>>>>>
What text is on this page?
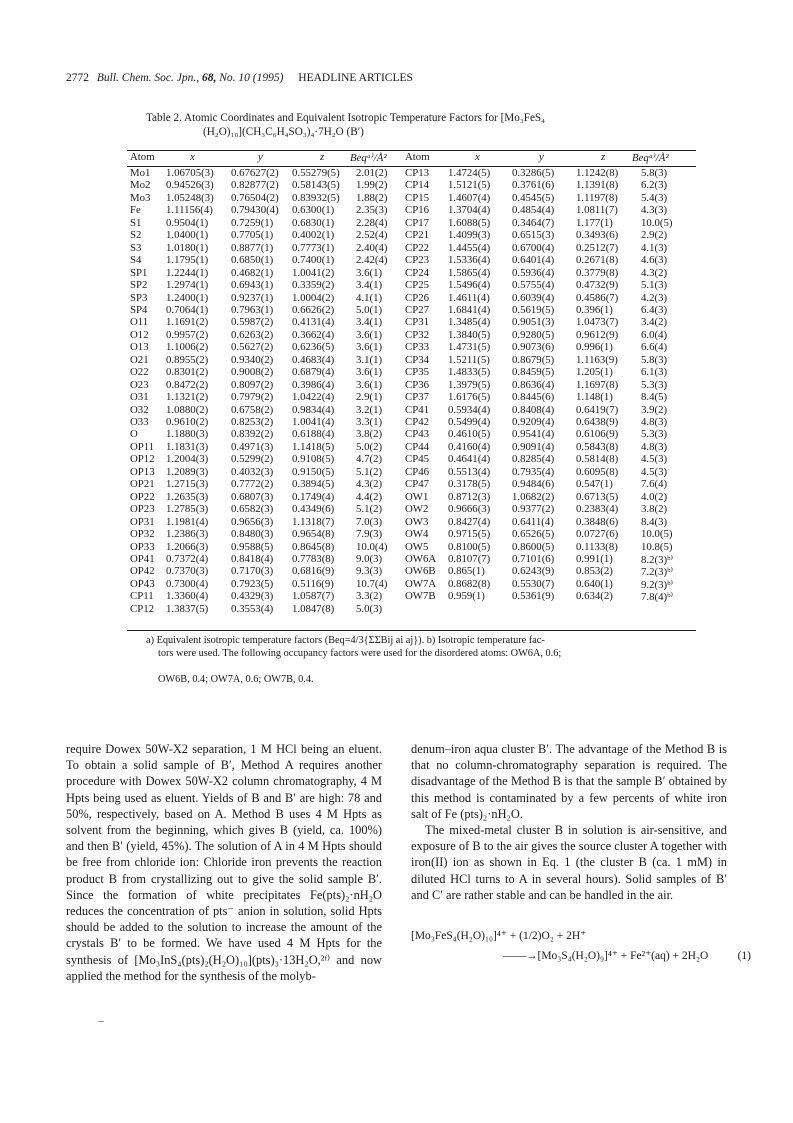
2772 Bull. Chem. Soc. Jpn., 68, No. 10 (1995) HEADLINE ARTICLES
Table 2. Atomic Coordinates and Equivalent Isotropic Temperature Factors for [Mo₃FeS₄
(H₂O)₁₀](CH₃C₆H₄SO₃)₄·7H₂O (B′)
Atom	x	y	z Beqᵃ⁾/Å² Atom	x	y	z Beqᵃ⁾/Å²
Mo1 1.06705(3) 0.67627(2) 0.55279(5) 2.01(2) CP13 1.4724(5) 0.3286(5) 1.1242(8) 5.8(3)
Mo2 0.94526(3) 0.82877(2) 0.58143(5) 1.99(2) CP14 1.5121(5) 0.3761(6) 1.1391(8) 6.2(3)
Mo3 1.05248(3) 0.76504(2) 0.83932(5) 1.88(2) CP15 1.4607(4) 0.4545(5) 1.1197(8) 5.4(3)
Fe 1.11156(4) 0.79430(4) 0.6300(1) 2.35(3) CP16 1.3704(4) 0.4854(4) 1.0811(7) 4.3(3)
S1 0.9504(1) 0.7259(1) 0.6830(1) 2.28(4) CP17 1.6088(5) 0.3464(7) 1.177(1)	10.0(5)
S2 1.0400(1) 0.7705(1) 0.4002(1) 2.52(4) CP21 1.4099(3) 0.6515(3) 0.3493(6) 2.9(2)
S3 1.0180(1) 0.8877(1) 0.7773(1) 2.40(4) CP22 1.4455(4) 0.6700(4) 0.2512(7) 4.1(3)
S4 1.1795(1) 0.6850(1) 0.7400(1) 2.42(4) CP23 1.5336(4) 0.6401(4) 0.2671(8) 4.6(3)
SP1 1.2244(1) 0.4682(1) 1.0041(2) 3.6(1) CP24 1.5865(4) 0.5936(4) 0.3779(8) 4.3(2)
SP2 1.2974(1) 0.6943(1) 0.3359(2) 3.4(1) CP25 1.5496(4) 0.5755(4) 0.4732(9) 5.1(3)
SP3 1.2400(1) 0.9237(1) 1.0004(2) 4.1(1) CP26 1.4611(4) 0.6039(4) 0.4586(7) 4.2(3)
SP4 0.7064(1) 0.7963(1) 0.6626(2) 5.0(1) CP27 1.6841(4) 0.5619(5) 0.396(1)	6.4(3)
O11 1.1691(2) 0.5987(2) 0.4131(4) 3.4(1) CP31 1.3485(4) 0.9051(3) 1.0473(7) 3.4(2)
O12 0.9957(2) 0.6263(2) 0.3662(4) 3.6(1) CP32 1.3840(5) 0.9280(5) 0.9612(9) 6.0(4)
O13 1.1006(2) 0.5627(2) 0.6236(5) 3.6(1) CP33 1.4731(5) 0.9073(6) 0.996(1)	6.6(4)
O21 0.8955(2) 0.9340(2) 0.4683(4) 3.1(1) CP34 1.5211(5) 0.8679(5) 1.1163(9) 5.8(3)
O22 0.8301(2) 0.9008(2) 0.6879(4) 3.6(1) CP35 1.4833(5) 0.8459(5) 1.205(1)	6.1(3)
O23 0.8472(2) 0.8097(2) 0.3986(4) 3.6(1) CP36 1.3979(5) 0.8636(4) 1.1697(8) 5.3(3)
O31 1.1321(2) 0.7979(2) 1.0422(4) 2.9(1) CP37 1.6176(5) 0.8445(6) 1.148(1)	8.4(5)
O32 1.0880(2) 0.6758(2) 0.9834(4) 3.2(1) CP41 0.5934(4) 0.8408(4) 0.6419(7) 3.9(2)
O33 0.9610(2) 0.8253(2) 1.0041(4) 3.3(1) CP42 0.5499(4) 0.9209(4) 0.6438(9) 4.8(3)
O	1.1880(3) 0.8392(2) 0.6188(4) 3.8(2) CP43 0.4610(5) 0.9541(4) 0.6106(9) 5.3(3)
OP11 1.1831(3) 0.4971(3) 1.1418(5) 5.0(2) CP44 0.4160(4) 0.9091(4) 0.5843(8) 4.8(3)
OP12 1.2004(3) 0.5299(2) 0.9108(5) 4.7(2) CP45 0.4641(4) 0.8285(4) 0.5814(8) 4.5(3)
OP13 1.2089(3) 0.4032(3) 0.9150(5) 5.1(2) CP46 0.5513(4) 0.7935(4) 0.6095(8) 4.5(3)
OP21 1.2715(3) 0.7772(2) 0.3894(5) 4.3(2) CP47 0.3178(5) 0.9484(6) 0.547(1)	7.6(4)
OP22 1.2635(3) 0.6807(3) 0.1749(4) 4.4(2) OW1 0.8712(3) 1.0682(2) 0.6713(5) 4.0(2)
OP23 1.2785(3) 0.6582(3) 0.4349(6) 5.1(2) OW2 0.9666(3) 0.9377(2) 0.2383(4) 3.8(2)
OP31 1.1981(4) 0.9656(3) 1.1318(7) 7.0(3) OW3 0.8427(4) 0.6411(4) 0.3848(6) 8.4(3)
OP32 1.2386(3) 0.8480(3) 0.9654(8) 7.9(3) OW4 0.9715(5) 0.6526(5) 0.0727(6) 10.0(5)
OP33 1.2066(3) 0.9588(5) 0.8645(8) 10.0(4) OW5 0.8100(5) 0.8600(5) 0.1133(8) 10.8(5)
OP41 0.7372(4) 0.8418(4) 0.7783(8) 9.0(3) OW6A 0.8107(7) 0.7101(6) 0.991(1)	8.2(3)ᵇ⁾
OP42 0.7370(3) 0.7170(3) 0.6816(9) 9.3(3) OW6B 0.865(1)	0.6243(9) 0.853(2)	7.2(3)ᵇ⁾
OP43 0.7300(4) 0.7923(5) 0.5116(9) 10.7(4) OW7A 0.8682(8) 0.5530(7) 0.640(1)	9.2(3)ᵇ⁾
CP11 1.3360(4) 0.4329(3) 1.0587(7) 3.3(2) OW7B 0.959(1)	0.5361(9) 0.634(2)	7.8(4)ᵇ⁾
CP12 1.3837(5) 0.3553(4) 1.0847(8) 5.0(3)
a) Equivalent isotropic temperature factors (Beq=4/3{ΣΣBij ai aj}). b) Isotropic temperature fac-

tors were used. The following occupancy factors were used for the disordered atoms: OW6A, 0.6;

OW6B, 0.4; OW7A, 0.6; OW7B, 0.4.

require Dowex 50W-X2 separation, 1 M HCl being an eluent. To obtain a solid sample of B′, Method A requires another procedure with Dowex 50W-X2 column chromatography, 4 M Hpts being used as eluent. Yields of B and B′ are high: 78 and 50%, respectively, based on A. Method B uses 4 M Hpts as solvent from the beginning, which gives B (yield, ca. 100%) and then B′ (yield, 45%). The solution of A in 4 M Hpts should be free from chloride ion: Chloride iron prevents the reaction product B from crystallizing out to give the solid sample B′. Since the formation of white precipitates Fe(pts)₂·nH₂O reduces the concentration of pts⁻ anion in solution, solid Hpts should be added to the solution to increase the amount of the crystals B′ to be formed. We have used 4 M Hpts for the synthesis of [Mo₃InS₄(pts)₂(H₂O)₁₀](pts)₃·13H₂O,²ᶠ⁾ and now applied the method for the synthesis of the molyb-

denum–iron aqua cluster B′. The advantage of the Method B is that no column-chromatography separation is required. The disadvantage of the Method B is that the sample B′ obtained by this method is contaminated by a few percents of white iron salt of Fe (pts)₂·nH₂O.

The mixed-metal cluster B in solution is air-sensitive, and exposure of B to the air gives the source cluster A together with iron(II) ion as shown in Eq. 1 (the cluster B (ca. 1 mM) in diluted HCl turns to A in several hours). Solid samples of B′ and C′ are rather stable and can be handled in the air.

[Mo₃FeS₄(H₂O)₁₀]⁴⁺ + (1/2)O₂ + 2H⁺
——→[Mo₃S₄(H₂O)₉]⁴⁺ + Fe²⁺(aq) + 2H₂O	(1)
<<<<<
▸ **The task**: Retype the data above exactly; pictures are not part of the copy.

▸ **Answer for this exercise**:
What text is on this page?
2772 Bull. Chem. Soc. Jpn., 68, No. 10 (1995) HEADLINE ARTICLES
Table 2. Atomic Coordinates and Equivalent Isotropic Temperature Factors for [Mo₃FeS₄
(H₂O)₁₀](CH₃C₆H₄SO₃)₄·7H₂O (B′)
Atom	x	y	z Beqᵃ⁾/Å² Atom	x	y	z Beqᵃ⁾/Å²
Mo1 1.06705(3) 0.67627(2) 0.55279(5) 2.01(2) CP13 1.4724(5) 0.3286(5) 1.1242(8) 5.8(3)
Mo2 0.94526(3) 0.82877(2) 0.58143(5) 1.99(2) CP14 1.5121(5) 0.3761(6) 1.1391(8) 6.2(3)
Mo3 1.05248(3) 0.76504(2) 0.83932(5) 1.88(2) CP15 1.4607(4) 0.4545(5) 1.1197(8) 5.4(3)
Fe 1.11156(4) 0.79430(4) 0.6300(1) 2.35(3) CP16 1.3704(4) 0.4854(4) 1.0811(7) 4.3(3)
S1 0.9504(1) 0.7259(1) 0.6830(1) 2.28(4) CP17 1.6088(5) 0.3464(7) 1.177(1)	10.0(5)
S2 1.0400(1) 0.7705(1) 0.4002(1) 2.52(4) CP21 1.4099(3) 0.6515(3) 0.3493(6) 2.9(2)
S3 1.0180(1) 0.8877(1) 0.7773(1) 2.40(4) CP22 1.4455(4) 0.6700(4) 0.2512(7) 4.1(3)
S4 1.1795(1) 0.6850(1) 0.7400(1) 2.42(4) CP23 1.5336(4) 0.6401(4) 0.2671(8) 4.6(3)
SP1 1.2244(1) 0.4682(1) 1.0041(2) 3.6(1) CP24 1.5865(4) 0.5936(4) 0.3779(8) 4.3(2)
SP2 1.2974(1) 0.6943(1) 0.3359(2) 3.4(1) CP25 1.5496(4) 0.5755(4) 0.4732(9) 5.1(3)
SP3 1.2400(1) 0.9237(1) 1.0004(2) 4.1(1) CP26 1.4611(4) 0.6039(4) 0.4586(7) 4.2(3)
SP4 0.7064(1) 0.7963(1) 0.6626(2) 5.0(1) CP27 1.6841(4) 0.5619(5) 0.396(1)	6.4(3)
O11 1.1691(2) 0.5987(2) 0.4131(4) 3.4(1) CP31 1.3485(4) 0.9051(3) 1.0473(7) 3.4(2)
O12 0.9957(2) 0.6263(2) 0.3662(4) 3.6(1) CP32 1.3840(5) 0.9280(5) 0.9612(9) 6.0(4)
O13 1.1006(2) 0.5627(2) 0.6236(5) 3.6(1) CP33 1.4731(5) 0.9073(6) 0.996(1)	6.6(4)
O21 0.8955(2) 0.9340(2) 0.4683(4) 3.1(1) CP34 1.5211(5) 0.8679(5) 1.1163(9) 5.8(3)
O22 0.8301(2) 0.9008(2) 0.6879(4) 3.6(1) CP35 1.4833(5) 0.8459(5) 1.205(1)	6.1(3)
O23 0.8472(2) 0.8097(2) 0.3986(4) 3.6(1) CP36 1.3979(5) 0.8636(4) 1.1697(8) 5.3(3)
O31 1.1321(2) 0.7979(2) 1.0422(4) 2.9(1) CP37 1.6176(5) 0.8445(6) 1.148(1)	8.4(5)
O32 1.0880(2) 0.6758(2) 0.9834(4) 3.2(1) CP41 0.5934(4) 0.8408(4) 0.6419(7) 3.9(2)
O33 0.9610(2) 0.8253(2) 1.0041(4) 3.3(1) CP42 0.5499(4) 0.9209(4) 0.6438(9) 4.8(3)
O	1.1880(3) 0.8392(2) 0.6188(4) 3.8(2) CP43 0.4610(5) 0.9541(4) 0.6106(9) 5.3(3)
OP11 1.1831(3) 0.4971(3) 1.1418(5) 5.0(2) CP44 0.4160(4) 0.9091(4) 0.5843(8) 4.8(3)
OP12 1.2004(3) 0.5299(2) 0.9108(5) 4.7(2) CP45 0.4641(4) 0.8285(4) 0.5814(8) 4.5(3)
OP13 1.2089(3) 0.4032(3) 0.9150(5) 5.1(2) CP46 0.5513(4) 0.7935(4) 0.6095(8) 4.5(3)
OP21 1.2715(3) 0.7772(2) 0.3894(5) 4.3(2) CP47 0.3178(5) 0.9484(6) 0.547(1)	7.6(4)
OP22 1.2635(3) 0.6807(3) 0.1749(4) 4.4(2) OW1 0.8712(3) 1.0682(2) 0.6713(5) 4.0(2)
OP23 1.2785(3) 0.6582(3) 0.4349(6) 5.1(2) OW2 0.9666(3) 0.9377(2) 0.2383(4) 3.8(2)
OP31 1.1981(4) 0.9656(3) 1.1318(7) 7.0(3) OW3 0.8427(4) 0.6411(4) 0.3848(6) 8.4(3)
OP32 1.2386(3) 0.8480(3) 0.9654(8) 7.9(3) OW4 0.9715(5) 0.6526(5) 0.0727(6) 10.0(5)
OP33 1.2066(3) 0.9588(5) 0.8645(8) 10.0(4) OW5 0.8100(5) 0.8600(5) 0.1133(8) 10.8(5)
OP41 0.7372(4) 0.8418(4) 0.7783(8) 9.0(3) OW6A 0.8107(7) 0.7101(6) 0.991(1)	8.2(3)ᵇ⁾
OP42 0.7370(3) 0.7170(3) 0.6816(9) 9.3(3) OW6B 0.865(1)	0.6243(9) 0.853(2)	7.2(3)ᵇ⁾
OP43 0.7300(4) 0.7923(5) 0.5116(9) 10.7(4) OW7A 0.8682(8) 0.5530(7) 0.640(1)	9.2(3)ᵇ⁾
CP11 1.3360(4) 0.4329(3) 1.0587(7) 3.3(2) OW7B 0.959(1)	0.5361(9) 0.634(2)	7.8(4)ᵇ⁾
CP12 1.3837(5) 0.3553(4) 1.0847(8) 5.0(3)
a) Equivalent isotropic temperature factors (Beq=4/3{ΣΣBij ai aj}). b) Isotropic temperature fac-

tors were used. The following occupancy factors were used for the disordered atoms: OW6A, 0.6;

OW6B, 0.4; OW7A, 0.6; OW7B, 0.4.

require Dowex 50W-X2 separation, 1 M HCl being an eluent. To obtain a solid sample of B′, Method A requires another procedure with Dowex 50W-X2 column chromatography, 4 M Hpts being used as eluent. Yields of B and B′ are high: 78 and 50%, respectively, based on A. Method B uses 4 M Hpts as solvent from the beginning, which gives B (yield, ca. 100%) and then B′ (yield, 45%). The solution of A in 4 M Hpts should be free from chloride ion: Chloride iron prevents the reaction product B from crystallizing out to give the solid sample B′. Since the formation of white precipitates Fe(pts)₂·nH₂O reduces the concentration of pts⁻ anion in solution, solid Hpts should be added to the solution to increase the amount of the crystals B′ to be formed. We have used 4 M Hpts for the synthesis of [Mo₃InS₄(pts)₂(H₂O)₁₀](pts)₃·13H₂O,²ᶠ⁾ and now applied the method for the synthesis of the molyb-

denum–iron aqua cluster B′. The advantage of the Method B is that no column-chromatography separation is required. The disadvantage of the Method B is that the sample B′ obtained by this method is contaminated by a few percents of white iron salt of Fe (pts)₂·nH₂O.

The mixed-metal cluster B in solution is air-sensitive, and exposure of B to the air gives the source cluster A together with iron(II) ion as shown in Eq. 1 (the cluster B (ca. 1 mM) in diluted HCl turns to A in several hours). Solid samples of B′ and C′ are rather stable and can be handled in the air.

[Mo₃FeS₄(H₂O)₁₀]⁴⁺ + (1/2)O₂ + 2H⁺
——→[Mo₃S₄(H₂O)₉]⁴⁺ + Fe²⁺(aq) + 2H₂O	(1)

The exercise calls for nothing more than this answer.